== Your goal ==
Leaving out every picture, quote the data below exactly as it appears.

#### Provided data ####

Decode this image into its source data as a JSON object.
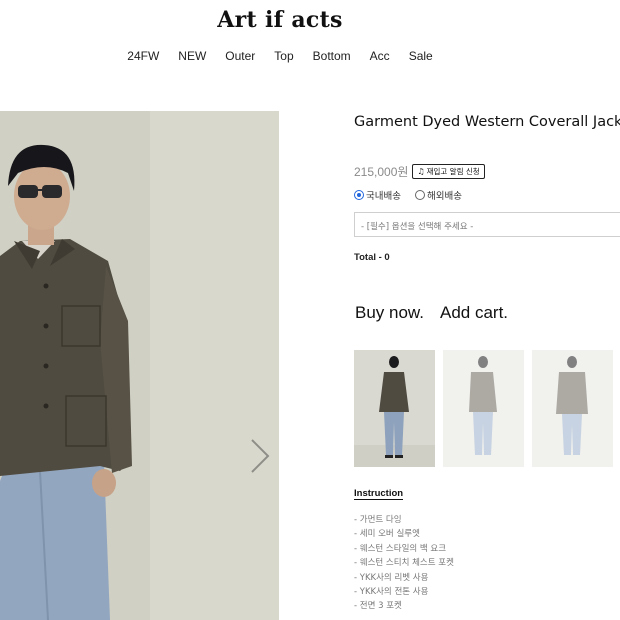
{
  "brand": {
    "logo": "Art if acts"
  },
  "nav": [
    "24FW",
    "NEW",
    "Outer",
    "Top",
    "Bottom",
    "Acc",
    "Sale"
  ],
  "product": {
    "title": "Garment Dyed Western Coverall Jacket_",
    "price": "215,000원",
    "restock_button": "재입고 알림 신청",
    "shipping": [
      {
        "label": "국내배송",
        "selected": true
      },
      {
        "label": "해외배송",
        "selected": false
      }
    ],
    "option_placeholder": "- [필수] 옵션을 선택해 주세요 -",
    "total": "Total - 0",
    "buy_now": "Buy now.",
    "add_cart": "Add cart."
  },
  "instruction": {
    "heading": "Instruction",
    "items": [
      "- 가먼트 다잉",
      "- 세미 오버 실루엣",
      "- 웨스턴 스타일의 백 요크",
      "- 웨스턴 스티치 체스트 포켓",
      "- YKK사의 리벳 사용",
      "- YKK사의 전톤 사용",
      "- 전면 3 포켓"
    ]
  },
  "colors": {
    "accent_radio": "#2266dd",
    "jacket": "#4f4b40",
    "jeans": "#93a6bf",
    "backdrop": "#d2d2c6"
  },
  "icons": {
    "carousel_next": "chevron-right-icon",
    "restock_bell": "bell-icon"
  }
}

####

== Answer to this task ==
Decode this image into its source data as a JSON object.
{
  "brand": {
    "logo": "Art if acts"
  },
  "nav": [
    "24FW",
    "NEW",
    "Outer",
    "Top",
    "Bottom",
    "Acc",
    "Sale"
  ],
  "product": {
    "title": "Garment Dyed Western Coverall Jacket_",
    "price": "215,000원",
    "restock_button": "재입고 알림 신청",
    "shipping": [
      {
        "label": "국내배송",
        "selected": true
      },
      {
        "label": "해외배송",
        "selected": false
      }
    ],
    "option_placeholder": "- [필수] 옵션을 선택해 주세요 -",
    "total": "Total - 0",
    "buy_now": "Buy now.",
    "add_cart": "Add cart."
  },
  "instruction": {
    "heading": "Instruction",
    "items": [
      "- 가먼트 다잉",
      "- 세미 오버 실루엣",
      "- 웨스턴 스타일의 백 요크",
      "- 웨스턴 스티치 체스트 포켓",
      "- YKK사의 리벳 사용",
      "- YKK사의 전톤 사용",
      "- 전면 3 포켓"
    ]
  },
  "colors": {
    "accent_radio": "#2266dd",
    "jacket": "#4f4b40",
    "jeans": "#93a6bf",
    "backdrop": "#d2d2c6"
  },
  "icons": {
    "carousel_next": "chevron-right-icon",
    "restock_bell": "bell-icon"
  }
}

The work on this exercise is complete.